--- START OF Extracted entries ---

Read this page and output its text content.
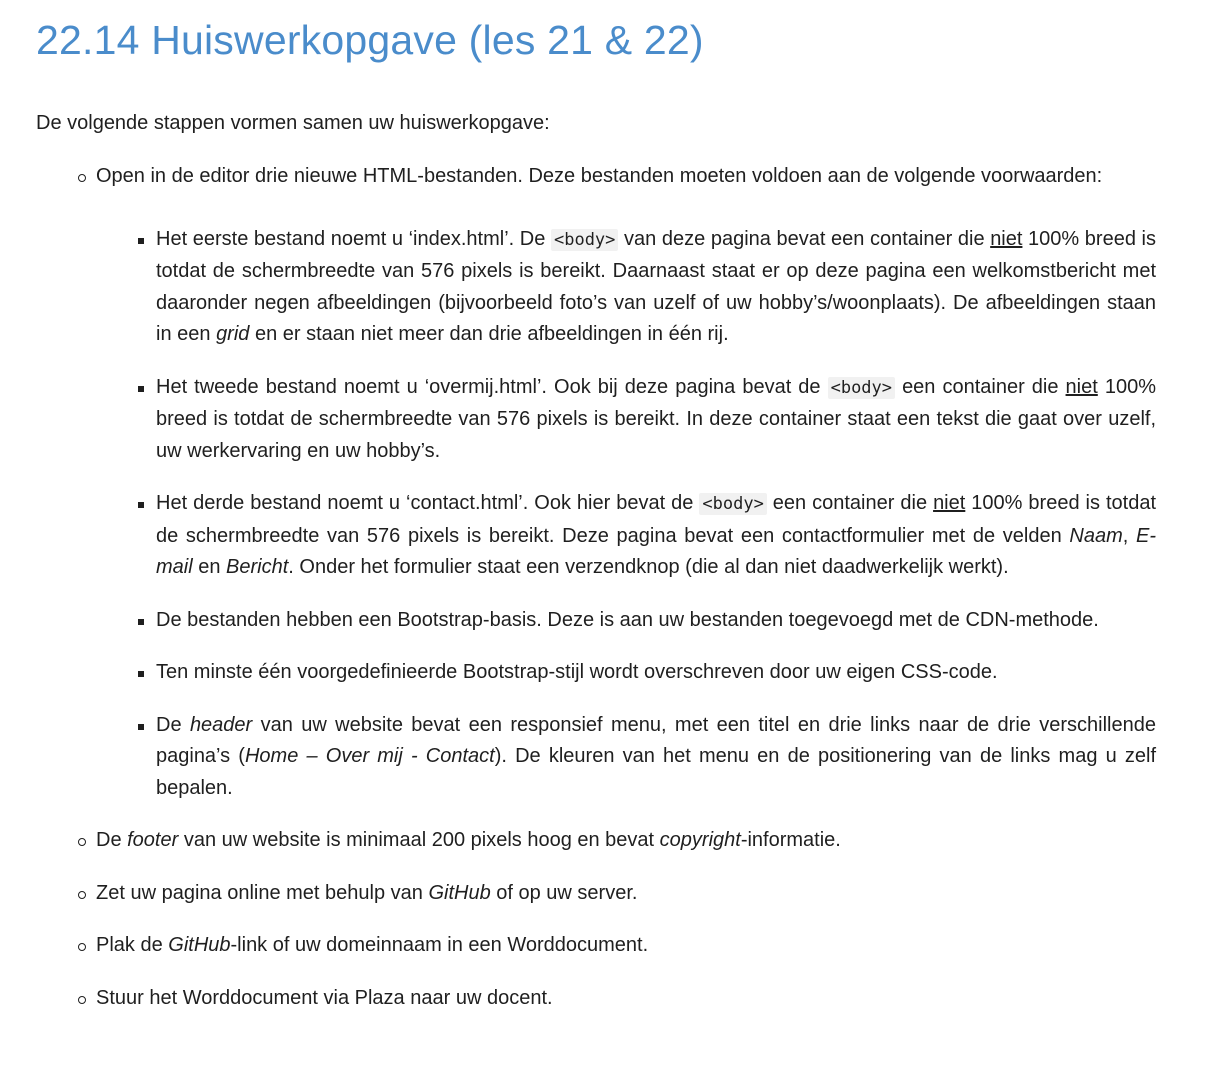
22.14 Huiswerkopgave (les 21 & 22)

De volgende stappen vormen samen uw huiswerkopgave:

Open in de editor drie nieuwe HTML-bestanden. Deze bestanden moeten voldoen aan de volgende voorwaarden:
Het eerste bestand noemt u ‘index.html’. De <body> van deze pagina bevat een container die niet 100% breed is totdat de schermbreedte van 576 pixels is bereikt. Daarnaast staat er op deze pagina een welkomstbericht met daaronder negen afbeeldingen (bijvoorbeeld foto’s van uzelf of uw hobby’s/woonplaats). De afbeeldingen staan in een grid en er staan niet meer dan drie afbeeldingen in één rij.
Het tweede bestand noemt u ‘overmij.html’. Ook bij deze pagina bevat de <body> een container die niet 100% breed is totdat de schermbreedte van 576 pixels is bereikt. In deze container staat een tekst die gaat over uzelf, uw werkervaring en uw hobby’s.
Het derde bestand noemt u ‘contact.html’. Ook hier bevat de <body> een container die niet 100% breed is totdat de schermbreedte van 576 pixels is bereikt. Deze pagina bevat een contactformulier met de velden Naam, E-mail en Bericht. Onder het formulier staat een verzendknop (die al dan niet daadwerkelijk werkt).
De bestanden hebben een Bootstrap-basis. Deze is aan uw bestanden toegevoegd met de CDN-methode.
Ten minste één voorgedefinieerde Bootstrap-stijl wordt overschreven door uw eigen CSS-code.
De header van uw website bevat een responsief menu, met een titel en drie links naar de drie verschillende pagina’s (Home – Over mij - Contact). De kleuren van het menu en de positionering van de links mag u zelf bepalen.
De footer van uw website is minimaal 200 pixels hoog en bevat copyright-informatie.
Zet uw pagina online met behulp van GitHub of op uw server.
Plak de GitHub-link of uw domeinnaam in een Worddocument.
Stuur het Worddocument via Plaza naar uw docent.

--- END OF Extracted entries ---

Given problem: Quote all the records verbatim, dropping any pictures from your copy.

Written response:
Read this page and output its text content.
22.14 Huiswerkopgave (les 21 & 22)

De volgende stappen vormen samen uw huiswerkopgave:

Open in de editor drie nieuwe HTML-bestanden. Deze bestanden moeten voldoen aan de volgende voorwaarden:
Het eerste bestand noemt u ‘index.html’. De <body> van deze pagina bevat een container die niet 100% breed is totdat de schermbreedte van 576 pixels is bereikt. Daarnaast staat er op deze pagina een welkomstbericht met daaronder negen afbeeldingen (bijvoorbeeld foto’s van uzelf of uw hobby’s/woonplaats). De afbeeldingen staan in een grid en er staan niet meer dan drie afbeeldingen in één rij.
Het tweede bestand noemt u ‘overmij.html’. Ook bij deze pagina bevat de <body> een container die niet 100% breed is totdat de schermbreedte van 576 pixels is bereikt. In deze container staat een tekst die gaat over uzelf, uw werkervaring en uw hobby’s.
Het derde bestand noemt u ‘contact.html’. Ook hier bevat de <body> een container die niet 100% breed is totdat de schermbreedte van 576 pixels is bereikt. Deze pagina bevat een contactformulier met de velden Naam, E-mail en Bericht. Onder het formulier staat een verzendknop (die al dan niet daadwerkelijk werkt).
De bestanden hebben een Bootstrap-basis. Deze is aan uw bestanden toegevoegd met de CDN-methode.
Ten minste één voorgedefinieerde Bootstrap-stijl wordt overschreven door uw eigen CSS-code.
De header van uw website bevat een responsief menu, met een titel en drie links naar de drie verschillende pagina’s (Home – Over mij - Contact). De kleuren van het menu en de positionering van de links mag u zelf bepalen.
De footer van uw website is minimaal 200 pixels hoog en bevat copyright-informatie.
Zet uw pagina online met behulp van GitHub of op uw server.
Plak de GitHub-link of uw domeinnaam in een Worddocument.
Stuur het Worddocument via Plaza naar uw docent.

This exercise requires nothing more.